Short task:
The entries below should be transcribed in their entirety, exactly as written.

-- begin Dataset --

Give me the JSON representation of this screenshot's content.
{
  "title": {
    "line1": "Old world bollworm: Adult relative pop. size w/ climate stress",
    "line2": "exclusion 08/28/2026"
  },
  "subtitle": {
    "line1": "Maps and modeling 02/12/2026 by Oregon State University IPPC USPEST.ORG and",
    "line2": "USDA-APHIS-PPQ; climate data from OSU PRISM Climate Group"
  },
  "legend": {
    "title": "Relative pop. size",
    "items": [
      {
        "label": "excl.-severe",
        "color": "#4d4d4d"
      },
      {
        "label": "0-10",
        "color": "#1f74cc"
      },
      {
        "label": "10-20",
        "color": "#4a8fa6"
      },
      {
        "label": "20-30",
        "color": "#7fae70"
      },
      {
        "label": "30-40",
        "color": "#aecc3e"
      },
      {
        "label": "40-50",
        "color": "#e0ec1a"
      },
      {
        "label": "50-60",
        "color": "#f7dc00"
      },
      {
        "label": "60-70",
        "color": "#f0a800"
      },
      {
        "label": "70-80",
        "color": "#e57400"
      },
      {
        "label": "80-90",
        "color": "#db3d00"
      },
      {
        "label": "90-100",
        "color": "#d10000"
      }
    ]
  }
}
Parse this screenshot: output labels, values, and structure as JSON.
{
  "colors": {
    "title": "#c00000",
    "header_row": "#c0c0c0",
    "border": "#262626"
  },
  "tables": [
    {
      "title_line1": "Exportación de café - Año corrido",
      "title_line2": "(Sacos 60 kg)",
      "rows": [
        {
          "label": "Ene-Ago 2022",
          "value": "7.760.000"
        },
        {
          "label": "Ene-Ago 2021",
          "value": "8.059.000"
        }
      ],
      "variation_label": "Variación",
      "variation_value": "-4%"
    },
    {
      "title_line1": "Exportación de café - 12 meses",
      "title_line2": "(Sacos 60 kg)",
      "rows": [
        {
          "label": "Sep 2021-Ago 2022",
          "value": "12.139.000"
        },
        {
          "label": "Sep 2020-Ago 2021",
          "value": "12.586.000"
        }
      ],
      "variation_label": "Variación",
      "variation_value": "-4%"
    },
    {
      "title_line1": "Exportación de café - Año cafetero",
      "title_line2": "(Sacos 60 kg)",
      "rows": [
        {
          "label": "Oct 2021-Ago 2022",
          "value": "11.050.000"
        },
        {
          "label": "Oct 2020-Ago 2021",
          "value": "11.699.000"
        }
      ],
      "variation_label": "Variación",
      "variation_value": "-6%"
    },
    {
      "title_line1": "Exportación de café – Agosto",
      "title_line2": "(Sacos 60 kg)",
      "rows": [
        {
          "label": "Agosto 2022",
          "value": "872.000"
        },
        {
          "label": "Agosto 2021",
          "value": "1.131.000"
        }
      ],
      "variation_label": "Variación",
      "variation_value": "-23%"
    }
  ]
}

-- end Dataset --

Response to this exercise:
Give me the JSON representation of this screenshot's content.
{
  "title": {
    "line1": "Old world bollworm: Adult relative pop. size w/ climate stress",
    "line2": "exclusion 08/28/2026"
  },
  "subtitle": {
    "line1": "Maps and modeling 02/12/2026 by Oregon State University IPPC USPEST.ORG and",
    "line2": "USDA-APHIS-PPQ; climate data from OSU PRISM Climate Group"
  },
  "legend": {
    "title": "Relative pop. size",
    "items": [
      {
        "label": "excl.-severe",
        "color": "#4d4d4d"
      },
      {
        "label": "0-10",
        "color": "#1f74cc"
      },
      {
        "label": "10-20",
        "color": "#4a8fa6"
      },
      {
        "label": "20-30",
        "color": "#7fae70"
      },
      {
        "label": "30-40",
        "color": "#aecc3e"
      },
      {
        "label": "40-50",
        "color": "#e0ec1a"
      },
      {
        "label": "50-60",
        "color": "#f7dc00"
      },
      {
        "label": "60-70",
        "color": "#f0a800"
      },
      {
        "label": "70-80",
        "color": "#e57400"
      },
      {
        "label": "80-90",
        "color": "#db3d00"
      },
      {
        "label": "90-100",
        "color": "#d10000"
      }
    ]
  }
}
Parse this screenshot: output labels, values, and structure as JSON.
{
  "colors": {
    "title": "#c00000",
    "header_row": "#c0c0c0",
    "border": "#262626"
  },
  "tables": [
    {
      "title_line1": "Exportación de café - Año corrido",
      "title_line2": "(Sacos 60 kg)",
      "rows": [
        {
          "label": "Ene-Ago 2022",
          "value": "7.760.000"
        },
        {
          "label": "Ene-Ago 2021",
          "value": "8.059.000"
        }
      ],
      "variation_label": "Variación",
      "variation_value": "-4%"
    },
    {
      "title_line1": "Exportación de café - 12 meses",
      "title_line2": "(Sacos 60 kg)",
      "rows": [
        {
          "label": "Sep 2021-Ago 2022",
          "value": "12.139.000"
        },
        {
          "label": "Sep 2020-Ago 2021",
          "value": "12.586.000"
        }
      ],
      "variation_label": "Variación",
      "variation_value": "-4%"
    },
    {
      "title_line1": "Exportación de café - Año cafetero",
      "title_line2": "(Sacos 60 kg)",
      "rows": [
        {
          "label": "Oct 2021-Ago 2022",
          "value": "11.050.000"
        },
        {
          "label": "Oct 2020-Ago 2021",
          "value": "11.699.000"
        }
      ],
      "variation_label": "Variación",
      "variation_value": "-6%"
    },
    {
      "title_line1": "Exportación de café – Agosto",
      "title_line2": "(Sacos 60 kg)",
      "rows": [
        {
          "label": "Agosto 2022",
          "value": "872.000"
        },
        {
          "label": "Agosto 2021",
          "value": "1.131.000"
        }
      ],
      "variation_label": "Variación",
      "variation_value": "-23%"
    }
  ]
}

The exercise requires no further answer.